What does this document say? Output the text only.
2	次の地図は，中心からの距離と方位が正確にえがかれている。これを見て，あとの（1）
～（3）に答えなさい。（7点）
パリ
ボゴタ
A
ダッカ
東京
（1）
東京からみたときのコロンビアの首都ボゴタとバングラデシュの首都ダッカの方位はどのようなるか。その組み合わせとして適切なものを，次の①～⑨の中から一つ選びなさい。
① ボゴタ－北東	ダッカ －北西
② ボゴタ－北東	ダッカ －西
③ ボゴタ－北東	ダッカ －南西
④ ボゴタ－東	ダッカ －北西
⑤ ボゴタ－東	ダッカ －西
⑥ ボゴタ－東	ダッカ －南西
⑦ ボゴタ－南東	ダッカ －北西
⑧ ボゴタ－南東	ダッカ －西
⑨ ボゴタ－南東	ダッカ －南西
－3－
------------------------------------
Repeat all of the records above exactly as they appear.

FULL RESPONSE:
What does this document say? Output the text only.
2	次の地図は，中心からの距離と方位が正確にえがかれている。これを見て，あとの（1）
～（3）に答えなさい。（7点）
パリ
ボゴタ
A
ダッカ
東京
（1）
東京からみたときのコロンビアの首都ボゴタとバングラデシュの首都ダッカの方位はどのようなるか。その組み合わせとして適切なものを，次の①～⑨の中から一つ選びなさい。
① ボゴタ－北東	ダッカ －北西
② ボゴタ－北東	ダッカ －西
③ ボゴタ－北東	ダッカ －南西
④ ボゴタ－東	ダッカ －北西
⑤ ボゴタ－東	ダッカ －西
⑥ ボゴタ－東	ダッカ －南西
⑦ ボゴタ－南東	ダッカ －北西
⑧ ボゴタ－南東	ダッカ －西
⑨ ボゴタ－南東	ダッカ －南西
－3－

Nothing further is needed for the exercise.